Figure dataset records:
· · · ·

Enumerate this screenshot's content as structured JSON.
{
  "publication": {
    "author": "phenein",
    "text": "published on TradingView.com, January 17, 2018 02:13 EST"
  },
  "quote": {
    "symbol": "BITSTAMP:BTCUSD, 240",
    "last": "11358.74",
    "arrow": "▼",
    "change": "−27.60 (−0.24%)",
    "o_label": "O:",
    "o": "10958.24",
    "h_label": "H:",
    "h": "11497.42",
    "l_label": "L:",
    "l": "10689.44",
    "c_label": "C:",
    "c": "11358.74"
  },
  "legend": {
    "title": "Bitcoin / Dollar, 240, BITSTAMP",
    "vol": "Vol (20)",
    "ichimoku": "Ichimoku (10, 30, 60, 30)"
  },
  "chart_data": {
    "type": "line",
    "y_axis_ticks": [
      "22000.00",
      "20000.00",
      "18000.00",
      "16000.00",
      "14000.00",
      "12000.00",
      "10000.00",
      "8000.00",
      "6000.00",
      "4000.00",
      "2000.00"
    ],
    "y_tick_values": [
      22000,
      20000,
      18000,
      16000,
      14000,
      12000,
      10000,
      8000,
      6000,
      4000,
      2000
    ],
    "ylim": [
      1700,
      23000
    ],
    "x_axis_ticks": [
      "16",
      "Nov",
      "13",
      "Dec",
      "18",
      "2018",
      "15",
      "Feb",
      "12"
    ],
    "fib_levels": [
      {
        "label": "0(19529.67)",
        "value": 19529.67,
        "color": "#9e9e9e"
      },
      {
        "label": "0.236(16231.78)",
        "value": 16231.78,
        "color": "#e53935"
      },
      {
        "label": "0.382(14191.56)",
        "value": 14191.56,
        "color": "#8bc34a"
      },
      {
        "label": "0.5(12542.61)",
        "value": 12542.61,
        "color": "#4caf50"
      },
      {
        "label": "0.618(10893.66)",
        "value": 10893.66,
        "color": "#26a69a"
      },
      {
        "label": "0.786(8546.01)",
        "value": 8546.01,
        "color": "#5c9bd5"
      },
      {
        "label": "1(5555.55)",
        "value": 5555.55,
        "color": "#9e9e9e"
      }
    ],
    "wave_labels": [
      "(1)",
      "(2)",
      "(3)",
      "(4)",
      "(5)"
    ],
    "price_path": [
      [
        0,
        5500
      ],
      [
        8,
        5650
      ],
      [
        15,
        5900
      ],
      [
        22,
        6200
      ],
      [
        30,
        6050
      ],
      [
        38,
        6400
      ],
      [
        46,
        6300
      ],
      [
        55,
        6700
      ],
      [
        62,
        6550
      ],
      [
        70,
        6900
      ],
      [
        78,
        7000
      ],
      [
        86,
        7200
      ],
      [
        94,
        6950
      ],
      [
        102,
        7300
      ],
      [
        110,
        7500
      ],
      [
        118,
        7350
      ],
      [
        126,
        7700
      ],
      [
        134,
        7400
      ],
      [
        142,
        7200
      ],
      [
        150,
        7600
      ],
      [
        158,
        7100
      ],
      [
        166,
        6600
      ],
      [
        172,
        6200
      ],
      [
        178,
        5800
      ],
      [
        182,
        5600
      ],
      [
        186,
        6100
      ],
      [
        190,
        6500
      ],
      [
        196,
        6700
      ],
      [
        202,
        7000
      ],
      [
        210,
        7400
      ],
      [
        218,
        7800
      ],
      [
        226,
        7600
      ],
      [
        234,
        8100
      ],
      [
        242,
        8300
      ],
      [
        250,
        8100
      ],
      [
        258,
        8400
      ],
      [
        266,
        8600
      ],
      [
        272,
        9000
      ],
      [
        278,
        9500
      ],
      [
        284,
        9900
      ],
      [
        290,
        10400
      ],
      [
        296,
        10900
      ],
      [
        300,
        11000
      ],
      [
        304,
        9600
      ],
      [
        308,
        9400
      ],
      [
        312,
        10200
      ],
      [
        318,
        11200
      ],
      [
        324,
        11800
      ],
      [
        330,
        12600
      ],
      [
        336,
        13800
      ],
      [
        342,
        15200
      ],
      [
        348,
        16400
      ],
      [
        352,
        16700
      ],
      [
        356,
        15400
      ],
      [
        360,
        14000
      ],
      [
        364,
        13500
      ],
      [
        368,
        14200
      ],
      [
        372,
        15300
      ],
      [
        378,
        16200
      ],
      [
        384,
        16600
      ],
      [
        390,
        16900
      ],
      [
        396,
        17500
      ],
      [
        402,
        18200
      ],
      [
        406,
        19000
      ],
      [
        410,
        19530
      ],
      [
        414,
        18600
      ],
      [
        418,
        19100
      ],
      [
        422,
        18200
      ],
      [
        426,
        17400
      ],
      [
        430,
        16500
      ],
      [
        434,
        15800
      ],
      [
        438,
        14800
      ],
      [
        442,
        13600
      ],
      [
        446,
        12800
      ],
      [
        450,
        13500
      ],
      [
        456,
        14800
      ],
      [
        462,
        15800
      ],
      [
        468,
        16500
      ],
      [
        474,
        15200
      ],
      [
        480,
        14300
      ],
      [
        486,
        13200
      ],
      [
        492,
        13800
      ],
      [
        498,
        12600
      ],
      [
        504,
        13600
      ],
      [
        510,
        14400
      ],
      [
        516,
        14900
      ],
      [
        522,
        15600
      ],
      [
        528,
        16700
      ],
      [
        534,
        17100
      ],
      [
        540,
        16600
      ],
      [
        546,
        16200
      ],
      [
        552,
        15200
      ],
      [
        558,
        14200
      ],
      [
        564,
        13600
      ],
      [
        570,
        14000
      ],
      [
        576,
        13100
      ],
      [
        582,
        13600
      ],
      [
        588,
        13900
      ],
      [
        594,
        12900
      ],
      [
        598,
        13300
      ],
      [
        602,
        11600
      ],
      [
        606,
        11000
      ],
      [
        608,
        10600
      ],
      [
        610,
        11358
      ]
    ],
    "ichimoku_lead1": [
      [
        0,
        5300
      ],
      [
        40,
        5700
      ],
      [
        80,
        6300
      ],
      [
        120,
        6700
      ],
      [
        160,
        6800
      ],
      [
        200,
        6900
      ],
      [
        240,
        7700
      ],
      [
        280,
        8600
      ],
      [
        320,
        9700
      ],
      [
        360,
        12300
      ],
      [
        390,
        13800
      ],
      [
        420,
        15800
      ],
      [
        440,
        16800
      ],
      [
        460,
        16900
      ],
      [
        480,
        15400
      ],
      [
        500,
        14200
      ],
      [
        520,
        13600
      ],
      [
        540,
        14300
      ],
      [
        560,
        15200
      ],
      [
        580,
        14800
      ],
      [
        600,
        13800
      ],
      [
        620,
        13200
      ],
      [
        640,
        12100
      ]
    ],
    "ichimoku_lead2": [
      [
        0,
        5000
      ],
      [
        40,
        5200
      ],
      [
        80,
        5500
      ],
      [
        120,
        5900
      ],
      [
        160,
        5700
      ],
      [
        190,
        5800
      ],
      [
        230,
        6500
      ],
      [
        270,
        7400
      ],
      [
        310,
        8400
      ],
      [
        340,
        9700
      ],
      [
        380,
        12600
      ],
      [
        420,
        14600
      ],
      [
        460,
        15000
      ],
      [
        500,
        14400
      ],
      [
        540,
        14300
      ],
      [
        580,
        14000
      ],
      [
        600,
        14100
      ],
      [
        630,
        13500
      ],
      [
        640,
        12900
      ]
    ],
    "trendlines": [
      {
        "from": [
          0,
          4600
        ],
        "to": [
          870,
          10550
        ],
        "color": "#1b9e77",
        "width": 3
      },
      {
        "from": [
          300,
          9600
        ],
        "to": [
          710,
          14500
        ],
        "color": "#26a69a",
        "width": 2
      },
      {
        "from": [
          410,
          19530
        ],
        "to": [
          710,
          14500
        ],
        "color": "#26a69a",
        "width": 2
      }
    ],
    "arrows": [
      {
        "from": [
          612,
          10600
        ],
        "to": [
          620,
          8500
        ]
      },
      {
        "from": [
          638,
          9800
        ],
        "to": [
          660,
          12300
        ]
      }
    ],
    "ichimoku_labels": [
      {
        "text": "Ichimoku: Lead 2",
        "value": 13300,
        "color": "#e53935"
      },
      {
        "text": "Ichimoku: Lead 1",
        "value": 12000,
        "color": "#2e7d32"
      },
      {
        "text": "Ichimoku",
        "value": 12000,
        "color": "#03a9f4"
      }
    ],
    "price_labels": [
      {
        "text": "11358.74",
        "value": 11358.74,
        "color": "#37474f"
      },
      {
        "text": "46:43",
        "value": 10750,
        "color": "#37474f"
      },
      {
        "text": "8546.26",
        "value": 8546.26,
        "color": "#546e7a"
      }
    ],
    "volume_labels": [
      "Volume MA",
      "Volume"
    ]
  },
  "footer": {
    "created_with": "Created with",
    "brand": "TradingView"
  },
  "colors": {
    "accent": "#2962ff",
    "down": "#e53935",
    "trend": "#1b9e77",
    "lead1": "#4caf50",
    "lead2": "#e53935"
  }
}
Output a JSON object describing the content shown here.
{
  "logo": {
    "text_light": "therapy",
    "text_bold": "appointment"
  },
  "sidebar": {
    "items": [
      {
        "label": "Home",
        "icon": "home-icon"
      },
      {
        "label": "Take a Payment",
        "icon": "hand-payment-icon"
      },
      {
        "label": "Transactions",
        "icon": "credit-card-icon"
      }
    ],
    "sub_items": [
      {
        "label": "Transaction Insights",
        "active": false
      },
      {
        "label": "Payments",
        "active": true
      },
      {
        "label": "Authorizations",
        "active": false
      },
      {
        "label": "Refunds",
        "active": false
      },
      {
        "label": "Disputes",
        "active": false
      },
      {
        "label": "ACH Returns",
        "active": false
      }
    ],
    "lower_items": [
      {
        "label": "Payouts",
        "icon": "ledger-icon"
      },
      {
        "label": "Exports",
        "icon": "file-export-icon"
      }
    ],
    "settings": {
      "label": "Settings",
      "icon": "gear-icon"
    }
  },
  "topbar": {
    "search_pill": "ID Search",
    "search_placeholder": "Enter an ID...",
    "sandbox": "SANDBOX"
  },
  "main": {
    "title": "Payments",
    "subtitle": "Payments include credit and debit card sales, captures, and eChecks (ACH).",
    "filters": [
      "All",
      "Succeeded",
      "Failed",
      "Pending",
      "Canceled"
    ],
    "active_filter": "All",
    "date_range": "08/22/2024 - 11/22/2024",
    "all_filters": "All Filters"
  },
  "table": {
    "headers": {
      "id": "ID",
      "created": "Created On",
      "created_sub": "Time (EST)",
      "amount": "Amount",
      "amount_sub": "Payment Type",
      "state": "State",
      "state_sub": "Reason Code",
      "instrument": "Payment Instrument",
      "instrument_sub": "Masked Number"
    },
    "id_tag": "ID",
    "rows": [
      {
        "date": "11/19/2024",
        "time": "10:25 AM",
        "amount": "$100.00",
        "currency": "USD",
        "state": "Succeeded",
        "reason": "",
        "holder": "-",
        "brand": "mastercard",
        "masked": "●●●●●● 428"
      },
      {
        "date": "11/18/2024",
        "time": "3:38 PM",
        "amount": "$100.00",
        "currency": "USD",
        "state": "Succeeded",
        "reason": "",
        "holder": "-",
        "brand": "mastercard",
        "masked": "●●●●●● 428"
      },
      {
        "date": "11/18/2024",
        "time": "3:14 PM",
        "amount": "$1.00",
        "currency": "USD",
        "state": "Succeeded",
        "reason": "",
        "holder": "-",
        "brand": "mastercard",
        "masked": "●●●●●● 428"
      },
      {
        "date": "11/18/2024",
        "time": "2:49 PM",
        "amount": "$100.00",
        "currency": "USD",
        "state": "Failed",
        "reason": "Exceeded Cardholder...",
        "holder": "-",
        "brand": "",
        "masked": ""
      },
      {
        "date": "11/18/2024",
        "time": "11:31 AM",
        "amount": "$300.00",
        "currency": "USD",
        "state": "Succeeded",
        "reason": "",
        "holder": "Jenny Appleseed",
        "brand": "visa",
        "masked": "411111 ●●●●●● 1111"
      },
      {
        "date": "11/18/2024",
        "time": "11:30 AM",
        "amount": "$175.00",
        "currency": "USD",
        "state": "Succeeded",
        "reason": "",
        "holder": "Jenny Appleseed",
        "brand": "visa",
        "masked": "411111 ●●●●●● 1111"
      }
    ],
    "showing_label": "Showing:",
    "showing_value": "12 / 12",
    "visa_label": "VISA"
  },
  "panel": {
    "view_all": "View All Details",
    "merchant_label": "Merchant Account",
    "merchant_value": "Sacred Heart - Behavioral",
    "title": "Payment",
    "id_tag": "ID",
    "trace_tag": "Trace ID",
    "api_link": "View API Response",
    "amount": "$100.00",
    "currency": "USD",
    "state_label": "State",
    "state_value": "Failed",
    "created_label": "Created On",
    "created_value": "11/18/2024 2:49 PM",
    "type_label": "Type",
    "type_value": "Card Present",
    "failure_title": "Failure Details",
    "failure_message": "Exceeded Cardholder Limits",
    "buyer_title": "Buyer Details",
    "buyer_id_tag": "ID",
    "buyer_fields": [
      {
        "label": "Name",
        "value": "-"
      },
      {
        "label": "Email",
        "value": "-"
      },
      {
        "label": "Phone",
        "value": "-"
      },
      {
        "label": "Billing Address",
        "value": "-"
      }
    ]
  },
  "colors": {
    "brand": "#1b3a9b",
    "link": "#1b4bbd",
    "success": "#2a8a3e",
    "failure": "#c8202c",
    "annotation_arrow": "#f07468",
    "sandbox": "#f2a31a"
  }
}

· · · ·

Goal of the exercise —
Extract from the material all lines containing the string "Failed".

Exercise output —
      "Failed",
        "state": "Failed",
    "state_value": "Failed",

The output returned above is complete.